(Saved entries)
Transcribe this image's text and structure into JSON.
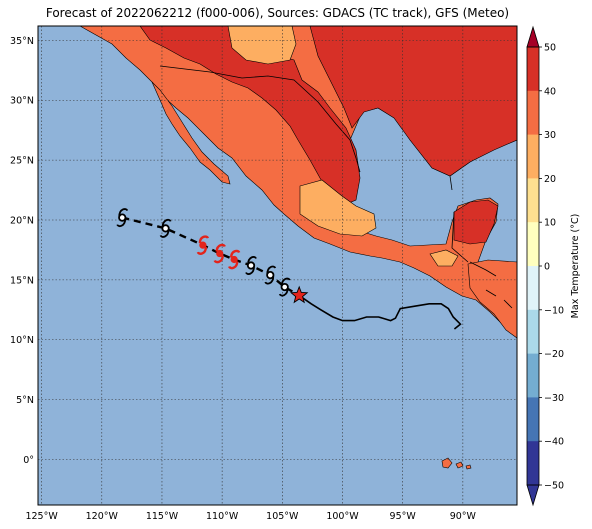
{
  "title": "Forecast of 2022062212 (f000-006), Sources: GDACS (TC track), GFS (Meteo)",
  "map": {
    "lon_range": [
      -125.3,
      -85.5
    ],
    "lat_range": [
      -3.8,
      36.2
    ],
    "lat_ticks": [
      {
        "value": 35,
        "label": "35°N"
      },
      {
        "value": 30,
        "label": "30°N"
      },
      {
        "value": 25,
        "label": "25°N"
      },
      {
        "value": 20,
        "label": "20°N"
      },
      {
        "value": 15,
        "label": "15°N"
      },
      {
        "value": 10,
        "label": "10°N"
      },
      {
        "value": 5,
        "label": "5°N"
      },
      {
        "value": 0,
        "label": "0°"
      }
    ],
    "lon_ticks": [
      {
        "value": -125,
        "label": "125°W"
      },
      {
        "value": -120,
        "label": "120°W"
      },
      {
        "value": -115,
        "label": "115°W"
      },
      {
        "value": -110,
        "label": "110°W"
      },
      {
        "value": -105,
        "label": "105°W"
      },
      {
        "value": -100,
        "label": "100°W"
      },
      {
        "value": -95,
        "label": "95°W"
      },
      {
        "value": -90,
        "label": "90°W"
      }
    ],
    "grid": "dotted",
    "colors": {
      "ocean": "#8fb3d9",
      "land_20_30": "#f46d43",
      "land_30_40": "#d73027",
      "land_10_20": "#fdae61",
      "track": "#000000",
      "current_position": "#e3241b",
      "storm_symbol_strong": "#e3241b",
      "storm_symbol_weak": "#000000"
    }
  },
  "track": {
    "forecast": [
      {
        "lon": -118.3,
        "lat": 20.2,
        "category": "weak"
      },
      {
        "lon": -114.7,
        "lat": 19.3,
        "category": "weak"
      },
      {
        "lon": -111.6,
        "lat": 17.9,
        "category": "strong"
      },
      {
        "lon": -110.2,
        "lat": 17.2,
        "category": "strong"
      },
      {
        "lon": -109.0,
        "lat": 16.7,
        "category": "strong"
      },
      {
        "lon": -107.6,
        "lat": 16.2,
        "category": "weak"
      },
      {
        "lon": -106.0,
        "lat": 15.4,
        "category": "weak"
      },
      {
        "lon": -104.8,
        "lat": 14.4,
        "category": "weak"
      }
    ],
    "current": {
      "lon": -103.6,
      "lat": 13.7
    },
    "past": [
      [
        -103.6,
        13.7
      ],
      [
        -102.6,
        13.0
      ],
      [
        -101.8,
        12.5
      ],
      [
        -100.8,
        11.9
      ],
      [
        -100.0,
        11.6
      ],
      [
        -99.0,
        11.6
      ],
      [
        -98.0,
        11.9
      ],
      [
        -97.0,
        11.9
      ],
      [
        -96.0,
        11.6
      ],
      [
        -95.6,
        11.8
      ],
      [
        -95.2,
        12.6
      ],
      [
        -94.0,
        12.8
      ],
      [
        -92.8,
        13.0
      ],
      [
        -91.8,
        13.0
      ],
      [
        -91.2,
        12.6
      ],
      [
        -90.8,
        11.9
      ],
      [
        -90.2,
        11.3
      ],
      [
        -90.7,
        10.9
      ]
    ]
  },
  "colorbar": {
    "label": "Max Temperature (°C)",
    "range": [
      -50,
      50
    ],
    "ticks": [
      "50",
      "40",
      "30",
      "20",
      "10",
      "0",
      "−10",
      "−20",
      "−30",
      "−40",
      "−50"
    ],
    "colors": [
      "#313695",
      "#4575b4",
      "#74add1",
      "#abd9e9",
      "#e0f3f8",
      "#ffffbf",
      "#fee090",
      "#fdae61",
      "#f46d43",
      "#d73027",
      "#a50026"
    ],
    "extend": "both"
  }
}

** Instruction **
Images should not appear in the copy; retype the listing above exactly.

** Complete output **
Transcribe this image's text and structure into JSON.
{
  "title": "Forecast of 2022062212 (f000-006), Sources: GDACS (TC track), GFS (Meteo)",
  "map": {
    "lon_range": [
      -125.3,
      -85.5
    ],
    "lat_range": [
      -3.8,
      36.2
    ],
    "lat_ticks": [
      {
        "value": 35,
        "label": "35°N"
      },
      {
        "value": 30,
        "label": "30°N"
      },
      {
        "value": 25,
        "label": "25°N"
      },
      {
        "value": 20,
        "label": "20°N"
      },
      {
        "value": 15,
        "label": "15°N"
      },
      {
        "value": 10,
        "label": "10°N"
      },
      {
        "value": 5,
        "label": "5°N"
      },
      {
        "value": 0,
        "label": "0°"
      }
    ],
    "lon_ticks": [
      {
        "value": -125,
        "label": "125°W"
      },
      {
        "value": -120,
        "label": "120°W"
      },
      {
        "value": -115,
        "label": "115°W"
      },
      {
        "value": -110,
        "label": "110°W"
      },
      {
        "value": -105,
        "label": "105°W"
      },
      {
        "value": -100,
        "label": "100°W"
      },
      {
        "value": -95,
        "label": "95°W"
      },
      {
        "value": -90,
        "label": "90°W"
      }
    ],
    "grid": "dotted",
    "colors": {
      "ocean": "#8fb3d9",
      "land_20_30": "#f46d43",
      "land_30_40": "#d73027",
      "land_10_20": "#fdae61",
      "track": "#000000",
      "current_position": "#e3241b",
      "storm_symbol_strong": "#e3241b",
      "storm_symbol_weak": "#000000"
    }
  },
  "track": {
    "forecast": [
      {
        "lon": -118.3,
        "lat": 20.2,
        "category": "weak"
      },
      {
        "lon": -114.7,
        "lat": 19.3,
        "category": "weak"
      },
      {
        "lon": -111.6,
        "lat": 17.9,
        "category": "strong"
      },
      {
        "lon": -110.2,
        "lat": 17.2,
        "category": "strong"
      },
      {
        "lon": -109.0,
        "lat": 16.7,
        "category": "strong"
      },
      {
        "lon": -107.6,
        "lat": 16.2,
        "category": "weak"
      },
      {
        "lon": -106.0,
        "lat": 15.4,
        "category": "weak"
      },
      {
        "lon": -104.8,
        "lat": 14.4,
        "category": "weak"
      }
    ],
    "current": {
      "lon": -103.6,
      "lat": 13.7
    },
    "past": [
      [
        -103.6,
        13.7
      ],
      [
        -102.6,
        13.0
      ],
      [
        -101.8,
        12.5
      ],
      [
        -100.8,
        11.9
      ],
      [
        -100.0,
        11.6
      ],
      [
        -99.0,
        11.6
      ],
      [
        -98.0,
        11.9
      ],
      [
        -97.0,
        11.9
      ],
      [
        -96.0,
        11.6
      ],
      [
        -95.6,
        11.8
      ],
      [
        -95.2,
        12.6
      ],
      [
        -94.0,
        12.8
      ],
      [
        -92.8,
        13.0
      ],
      [
        -91.8,
        13.0
      ],
      [
        -91.2,
        12.6
      ],
      [
        -90.8,
        11.9
      ],
      [
        -90.2,
        11.3
      ],
      [
        -90.7,
        10.9
      ]
    ]
  },
  "colorbar": {
    "label": "Max Temperature (°C)",
    "range": [
      -50,
      50
    ],
    "ticks": [
      "50",
      "40",
      "30",
      "20",
      "10",
      "0",
      "−10",
      "−20",
      "−30",
      "−40",
      "−50"
    ],
    "colors": [
      "#313695",
      "#4575b4",
      "#74add1",
      "#abd9e9",
      "#e0f3f8",
      "#ffffbf",
      "#fee090",
      "#fdae61",
      "#f46d43",
      "#d73027",
      "#a50026"
    ],
    "extend": "both"
  }
}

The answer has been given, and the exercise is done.